* EXERCISE TASK *
Extract all lines that hold "color" from the records below.

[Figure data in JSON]

·····

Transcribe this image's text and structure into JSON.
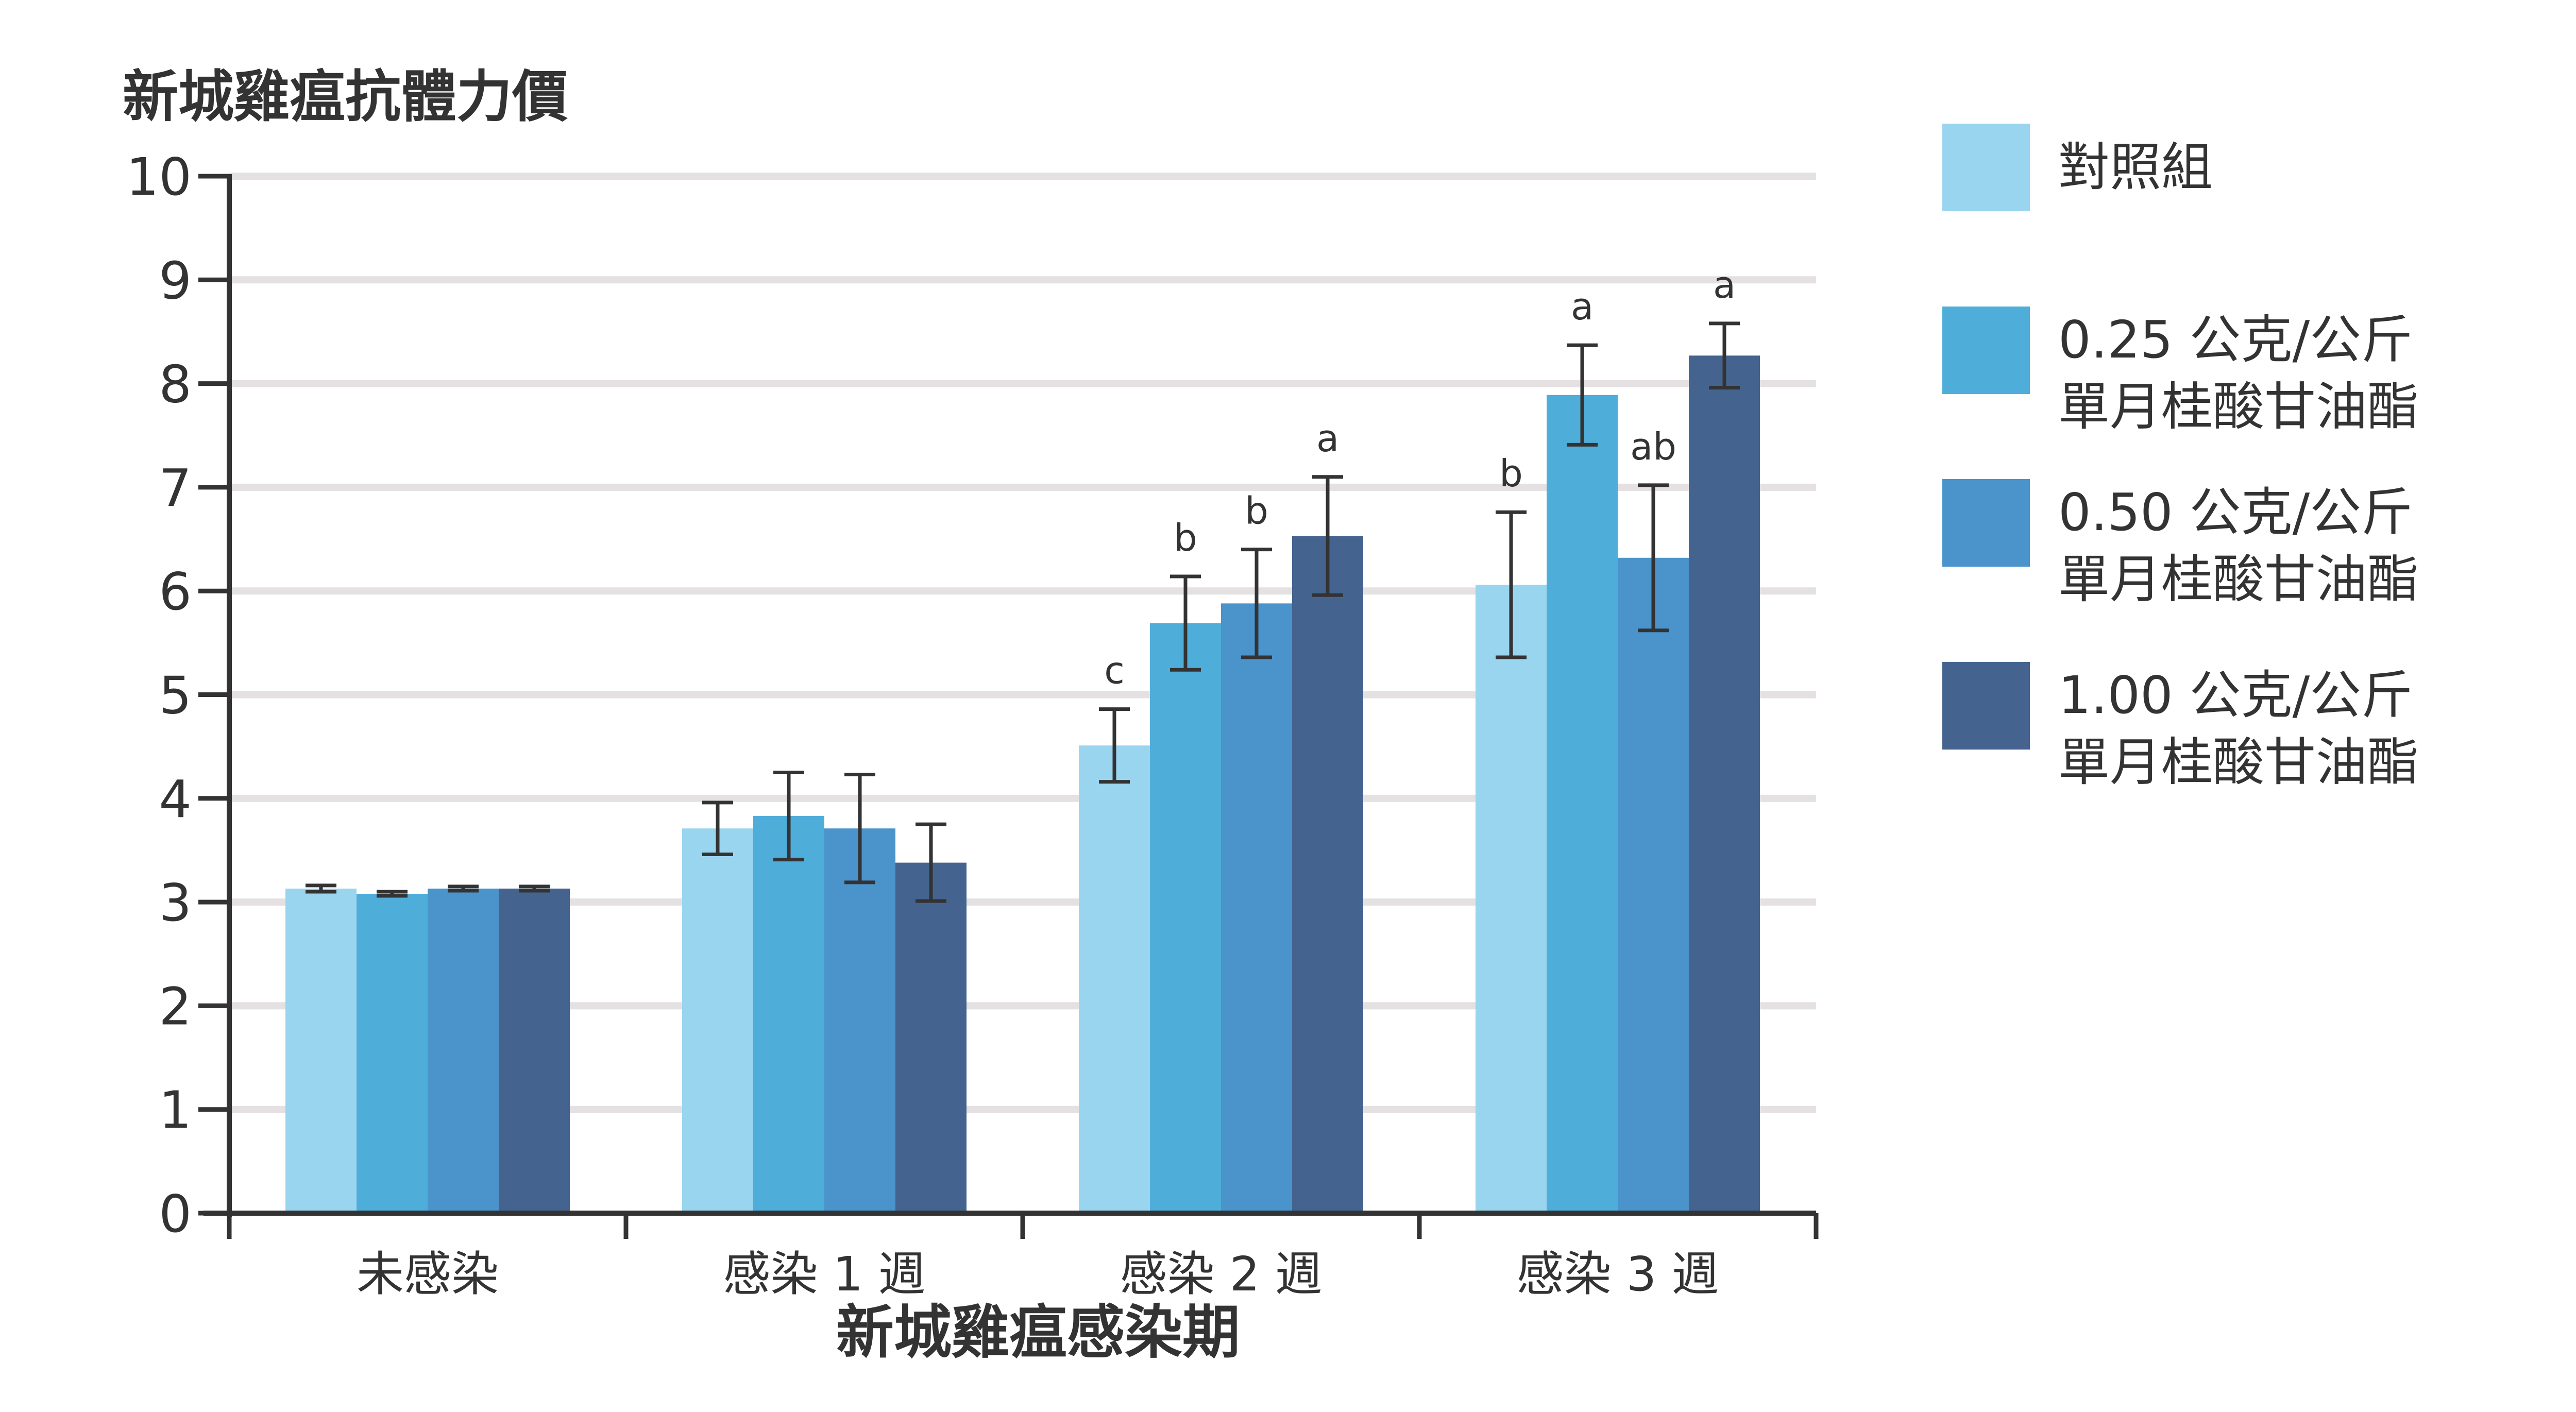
{
  "chart_data": {
    "type": "bar",
    "ylabel": "新城雞瘟抗體力價",
    "xlabel": "新城雞瘟感染期",
    "ylim": [
      0,
      10
    ],
    "yticks": [
      "0",
      "1",
      "2",
      "3",
      "4",
      "5",
      "6",
      "7",
      "8",
      "9",
      "10"
    ],
    "grid": true,
    "legend_position": "right",
    "categories": [
      "未感染",
      "感染 1 週",
      "感染 2 週",
      "感染 3 週"
    ],
    "series": [
      {
        "name": "對照組",
        "name_lines": [
          "對照組"
        ],
        "color": "#9ad5ef",
        "values": [
          3.13,
          3.71,
          4.51,
          6.06
        ],
        "errors": [
          0.03,
          0.25,
          0.35,
          0.7
        ],
        "annotations": [
          "",
          "",
          "c",
          "b"
        ]
      },
      {
        "name": "0.25 公克/公斤 單月桂酸甘油酯",
        "name_lines": [
          "0.25 公克/公斤",
          "單月桂酸甘油酯"
        ],
        "color": "#4fadda",
        "values": [
          3.08,
          3.83,
          5.69,
          7.89
        ],
        "errors": [
          0.02,
          0.42,
          0.45,
          0.48
        ],
        "annotations": [
          "",
          "",
          "b",
          "a"
        ]
      },
      {
        "name": "0.50 公克/公斤 單月桂酸甘油酯",
        "name_lines": [
          "0.50 公克/公斤",
          "單月桂酸甘油酯"
        ],
        "color": "#4b93cb",
        "values": [
          3.13,
          3.71,
          5.88,
          6.32
        ],
        "errors": [
          0.02,
          0.52,
          0.52,
          0.7
        ],
        "annotations": [
          "",
          "",
          "b",
          "ab"
        ]
      },
      {
        "name": "1.00 公克/公斤 單月桂酸甘油酯",
        "name_lines": [
          "1.00 公克/公斤",
          "單月桂酸甘油酯"
        ],
        "color": "#44648f",
        "values": [
          3.13,
          3.38,
          6.53,
          8.27
        ],
        "errors": [
          0.02,
          0.37,
          0.57,
          0.31
        ],
        "annotations": [
          "",
          "",
          "a",
          "a"
        ]
      }
    ]
  }
}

·····

* EXERCISE ANSWER *
        "color": "#9ad5ef",
        "color": "#4fadda",
        "color": "#4b93cb",
        "color": "#44648f",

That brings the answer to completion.